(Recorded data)
>> BEGIN
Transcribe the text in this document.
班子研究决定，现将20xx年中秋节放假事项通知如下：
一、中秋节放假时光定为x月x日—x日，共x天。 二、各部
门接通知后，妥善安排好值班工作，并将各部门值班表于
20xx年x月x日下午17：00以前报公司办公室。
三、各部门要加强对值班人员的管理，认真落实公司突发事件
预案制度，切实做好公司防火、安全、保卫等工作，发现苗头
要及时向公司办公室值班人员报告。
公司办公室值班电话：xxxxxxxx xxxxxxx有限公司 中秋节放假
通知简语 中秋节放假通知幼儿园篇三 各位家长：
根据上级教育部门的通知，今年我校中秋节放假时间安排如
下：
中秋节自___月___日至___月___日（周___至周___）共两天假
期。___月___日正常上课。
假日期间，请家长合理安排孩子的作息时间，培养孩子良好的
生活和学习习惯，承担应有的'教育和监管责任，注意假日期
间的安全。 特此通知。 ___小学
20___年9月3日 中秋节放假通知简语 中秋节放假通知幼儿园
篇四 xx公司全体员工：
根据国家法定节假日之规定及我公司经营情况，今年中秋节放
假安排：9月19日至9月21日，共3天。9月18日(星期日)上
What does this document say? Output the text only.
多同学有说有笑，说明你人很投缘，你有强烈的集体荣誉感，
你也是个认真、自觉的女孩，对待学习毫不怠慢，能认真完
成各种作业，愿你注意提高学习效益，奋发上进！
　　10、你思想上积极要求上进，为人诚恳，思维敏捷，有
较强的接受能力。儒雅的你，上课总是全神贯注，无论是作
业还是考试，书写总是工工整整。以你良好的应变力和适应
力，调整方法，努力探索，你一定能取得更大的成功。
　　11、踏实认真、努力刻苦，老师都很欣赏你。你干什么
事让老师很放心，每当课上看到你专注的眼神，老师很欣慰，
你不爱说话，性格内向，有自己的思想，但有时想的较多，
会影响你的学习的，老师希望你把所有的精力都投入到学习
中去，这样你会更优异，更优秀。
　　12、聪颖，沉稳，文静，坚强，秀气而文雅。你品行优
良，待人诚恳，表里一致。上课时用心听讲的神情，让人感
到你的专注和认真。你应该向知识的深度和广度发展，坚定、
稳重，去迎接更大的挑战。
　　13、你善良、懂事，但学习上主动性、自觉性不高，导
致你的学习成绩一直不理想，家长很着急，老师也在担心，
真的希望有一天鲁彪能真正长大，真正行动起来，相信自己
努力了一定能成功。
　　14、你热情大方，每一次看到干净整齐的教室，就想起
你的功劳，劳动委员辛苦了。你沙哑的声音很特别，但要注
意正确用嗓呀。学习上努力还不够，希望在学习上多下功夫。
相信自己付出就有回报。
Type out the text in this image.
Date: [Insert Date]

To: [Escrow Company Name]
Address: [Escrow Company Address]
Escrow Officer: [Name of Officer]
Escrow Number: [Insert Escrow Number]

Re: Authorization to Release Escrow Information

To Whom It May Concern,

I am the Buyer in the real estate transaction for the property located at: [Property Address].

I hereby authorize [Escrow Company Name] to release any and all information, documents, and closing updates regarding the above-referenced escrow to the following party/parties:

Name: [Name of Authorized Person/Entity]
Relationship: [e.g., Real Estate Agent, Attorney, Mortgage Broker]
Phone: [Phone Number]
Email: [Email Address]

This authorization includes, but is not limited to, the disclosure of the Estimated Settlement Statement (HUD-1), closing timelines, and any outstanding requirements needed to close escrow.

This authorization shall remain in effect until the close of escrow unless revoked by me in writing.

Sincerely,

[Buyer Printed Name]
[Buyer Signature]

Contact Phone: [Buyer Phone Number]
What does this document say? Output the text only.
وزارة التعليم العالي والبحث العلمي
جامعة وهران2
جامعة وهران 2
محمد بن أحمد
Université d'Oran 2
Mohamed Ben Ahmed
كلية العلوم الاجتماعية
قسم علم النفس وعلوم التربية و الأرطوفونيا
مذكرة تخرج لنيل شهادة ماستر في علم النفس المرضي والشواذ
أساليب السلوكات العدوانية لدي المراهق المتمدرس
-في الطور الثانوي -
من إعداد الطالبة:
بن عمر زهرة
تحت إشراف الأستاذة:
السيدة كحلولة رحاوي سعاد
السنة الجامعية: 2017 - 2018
>> END
## TASK OBJECTIVE
Quote the data in full, keeping each word unchanged.

## CORRECT RESPONSE
Transcribe the text in this document.
班子研究决定，现将20xx年中秋节放假事项通知如下：
一、中秋节放假时光定为x月x日—x日，共x天。 二、各部
门接通知后，妥善安排好值班工作，并将各部门值班表于
20xx年x月x日下午17：00以前报公司办公室。
三、各部门要加强对值班人员的管理，认真落实公司突发事件
预案制度，切实做好公司防火、安全、保卫等工作，发现苗头
要及时向公司办公室值班人员报告。
公司办公室值班电话：xxxxxxxx xxxxxxx有限公司 中秋节放假
通知简语 中秋节放假通知幼儿园篇三 各位家长：
根据上级教育部门的通知，今年我校中秋节放假时间安排如
下：
中秋节自___月___日至___月___日（周___至周___）共两天假
期。___月___日正常上课。
假日期间，请家长合理安排孩子的作息时间，培养孩子良好的
生活和学习习惯，承担应有的'教育和监管责任，注意假日期
间的安全。 特此通知。 ___小学
20___年9月3日 中秋节放假通知简语 中秋节放假通知幼儿园
篇四 xx公司全体员工：
根据国家法定节假日之规定及我公司经营情况，今年中秋节放
假安排：9月19日至9月21日，共3天。9月18日(星期日)上
What does this document say? Output the text only.
多同学有说有笑，说明你人很投缘，你有强烈的集体荣誉感，
你也是个认真、自觉的女孩，对待学习毫不怠慢，能认真完
成各种作业，愿你注意提高学习效益，奋发上进！
　　10、你思想上积极要求上进，为人诚恳，思维敏捷，有
较强的接受能力。儒雅的你，上课总是全神贯注，无论是作
业还是考试，书写总是工工整整。以你良好的应变力和适应
力，调整方法，努力探索，你一定能取得更大的成功。
　　11、踏实认真、努力刻苦，老师都很欣赏你。你干什么
事让老师很放心，每当课上看到你专注的眼神，老师很欣慰，
你不爱说话，性格内向，有自己的思想，但有时想的较多，
会影响你的学习的，老师希望你把所有的精力都投入到学习
中去，这样你会更优异，更优秀。
　　12、聪颖，沉稳，文静，坚强，秀气而文雅。你品行优
良，待人诚恳，表里一致。上课时用心听讲的神情，让人感
到你的专注和认真。你应该向知识的深度和广度发展，坚定、
稳重，去迎接更大的挑战。
　　13、你善良、懂事，但学习上主动性、自觉性不高，导
致你的学习成绩一直不理想，家长很着急，老师也在担心，
真的希望有一天鲁彪能真正长大，真正行动起来，相信自己
努力了一定能成功。
　　14、你热情大方，每一次看到干净整齐的教室，就想起
你的功劳，劳动委员辛苦了。你沙哑的声音很特别，但要注
意正确用嗓呀。学习上努力还不够，希望在学习上多下功夫。
相信自己付出就有回报。
Type out the text in this image.
Date: [Insert Date]

To: [Escrow Company Name]
Address: [Escrow Company Address]
Escrow Officer: [Name of Officer]
Escrow Number: [Insert Escrow Number]

Re: Authorization to Release Escrow Information

To Whom It May Concern,

I am the Buyer in the real estate transaction for the property located at: [Property Address].

I hereby authorize [Escrow Company Name] to release any and all information, documents, and closing updates regarding the above-referenced escrow to the following party/parties:

Name: [Name of Authorized Person/Entity]
Relationship: [e.g., Real Estate Agent, Attorney, Mortgage Broker]
Phone: [Phone Number]
Email: [Email Address]

This authorization includes, but is not limited to, the disclosure of the Estimated Settlement Statement (HUD-1), closing timelines, and any outstanding requirements needed to close escrow.

This authorization shall remain in effect until the close of escrow unless revoked by me in writing.

Sincerely,

[Buyer Printed Name]
[Buyer Signature]

Contact Phone: [Buyer Phone Number]
What does this document say? Output the text only.
وزارة التعليم العالي والبحث العلمي
جامعة وهران2
جامعة وهران 2
محمد بن أحمد
Université d'Oran 2
Mohamed Ben Ahmed
كلية العلوم الاجتماعية
قسم علم النفس وعلوم التربية و الأرطوفونيا
مذكرة تخرج لنيل شهادة ماستر في علم النفس المرضي والشواذ
أساليب السلوكات العدوانية لدي المراهق المتمدرس
-في الطور الثانوي -
من إعداد الطالبة:
بن عمر زهرة
تحت إشراف الأستاذة:
السيدة كحلولة رحاوي سعاد
السنة الجامعية: 2017 - 2018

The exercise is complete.